Dataset items:

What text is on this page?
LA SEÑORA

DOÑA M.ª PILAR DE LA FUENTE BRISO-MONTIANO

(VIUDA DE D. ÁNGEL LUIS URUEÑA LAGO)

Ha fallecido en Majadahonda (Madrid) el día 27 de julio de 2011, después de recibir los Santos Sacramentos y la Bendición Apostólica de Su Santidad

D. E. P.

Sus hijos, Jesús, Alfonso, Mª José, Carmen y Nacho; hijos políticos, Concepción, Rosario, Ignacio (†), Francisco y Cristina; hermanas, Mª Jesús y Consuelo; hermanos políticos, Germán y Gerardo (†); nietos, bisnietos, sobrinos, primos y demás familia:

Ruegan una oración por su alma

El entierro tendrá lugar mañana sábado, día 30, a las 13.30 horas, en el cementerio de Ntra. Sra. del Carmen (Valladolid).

Your task> Please output every record, keeping each line exact.

Final result>
What text is on this page?
LA SEÑORA

DOÑA M.ª PILAR DE LA FUENTE BRISO-MONTIANO

(VIUDA DE D. ÁNGEL LUIS URUEÑA LAGO)

Ha fallecido en Majadahonda (Madrid) el día 27 de julio de 2011, después de recibir los Santos Sacramentos y la Bendición Apostólica de Su Santidad

D. E. P.

Sus hijos, Jesús, Alfonso, Mª José, Carmen y Nacho; hijos políticos, Concepción, Rosario, Ignacio (†), Francisco y Cristina; hermanas, Mª Jesús y Consuelo; hermanos políticos, Germán y Gerardo (†); nietos, bisnietos, sobrinos, primos y demás familia:

Ruegan una oración por su alma

El entierro tendrá lugar mañana sábado, día 30, a las 13.30 horas, en el cementerio de Ntra. Sra. del Carmen (Valladolid).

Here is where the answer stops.